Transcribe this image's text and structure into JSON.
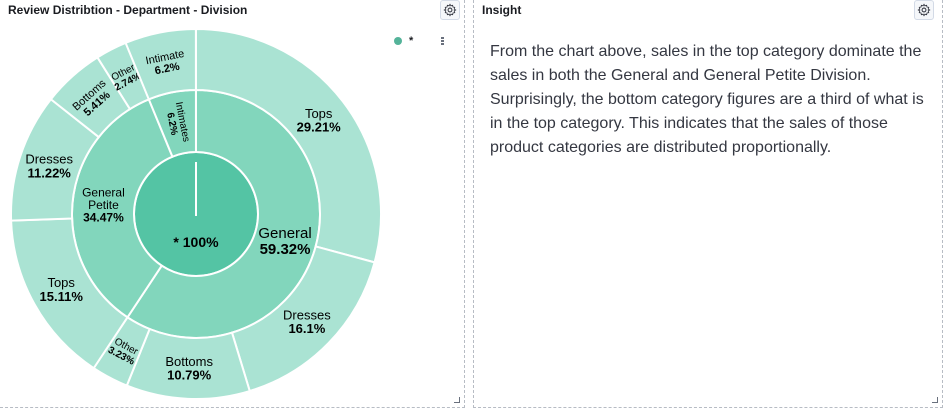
{
  "left_panel": {
    "title": "Review Distribtion - Department - Division",
    "legend": {
      "label": "*"
    }
  },
  "right_panel": {
    "title": "Insight",
    "text": "From the chart above, sales in the top category dominate the sales in both the General and General Petite Division. Surprisingly, the bottom category figures are a third of what is in the top category. This indicates that the sales of those product categories are distributed proportionally."
  },
  "chart_data": {
    "type": "pie",
    "subtype": "sunburst",
    "colors": {
      "center": "#54c4a4",
      "middle": "#82d6bc",
      "outer": "#aae3d3",
      "stroke": "#ffffff"
    },
    "center": {
      "name": "*",
      "value": 100,
      "label": "* 100%"
    },
    "divisions": [
      {
        "name": "General",
        "value": 59.32,
        "children": [
          {
            "name": "Tops",
            "value": 29.21
          },
          {
            "name": "Dresses",
            "value": 16.1
          },
          {
            "name": "Bottoms",
            "value": 10.79
          },
          {
            "name": "Other",
            "value": 3.23
          }
        ]
      },
      {
        "name": "General Petite",
        "value": 34.47,
        "children": [
          {
            "name": "Tops",
            "value": 15.11
          },
          {
            "name": "Dresses",
            "value": 11.22
          },
          {
            "name": "Bottoms",
            "value": 5.41
          },
          {
            "name": "Other",
            "value": 2.74
          }
        ]
      },
      {
        "name": "Intimates",
        "value": 6.2,
        "children": [
          {
            "name": "Intimate",
            "value": 6.2
          }
        ]
      }
    ]
  }
}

### WRITTEN TASK
Repeat every record above exactly, but leave out any pictures.

### RESULT FOR THIS TASK
Transcribe this image's text and structure into JSON.
{
  "left_panel": {
    "title": "Review Distribtion - Department - Division",
    "legend": {
      "label": "*"
    }
  },
  "right_panel": {
    "title": "Insight",
    "text": "From the chart above, sales in the top category dominate the sales in both the General and General Petite Division. Surprisingly, the bottom category figures are a third of what is in the top category. This indicates that the sales of those product categories are distributed proportionally."
  },
  "chart_data": {
    "type": "pie",
    "subtype": "sunburst",
    "colors": {
      "center": "#54c4a4",
      "middle": "#82d6bc",
      "outer": "#aae3d3",
      "stroke": "#ffffff"
    },
    "center": {
      "name": "*",
      "value": 100,
      "label": "* 100%"
    },
    "divisions": [
      {
        "name": "General",
        "value": 59.32,
        "children": [
          {
            "name": "Tops",
            "value": 29.21
          },
          {
            "name": "Dresses",
            "value": 16.1
          },
          {
            "name": "Bottoms",
            "value": 10.79
          },
          {
            "name": "Other",
            "value": 3.23
          }
        ]
      },
      {
        "name": "General Petite",
        "value": 34.47,
        "children": [
          {
            "name": "Tops",
            "value": 15.11
          },
          {
            "name": "Dresses",
            "value": 11.22
          },
          {
            "name": "Bottoms",
            "value": 5.41
          },
          {
            "name": "Other",
            "value": 2.74
          }
        ]
      },
      {
        "name": "Intimates",
        "value": 6.2,
        "children": [
          {
            "name": "Intimate",
            "value": 6.2
          }
        ]
      }
    ]
  }
}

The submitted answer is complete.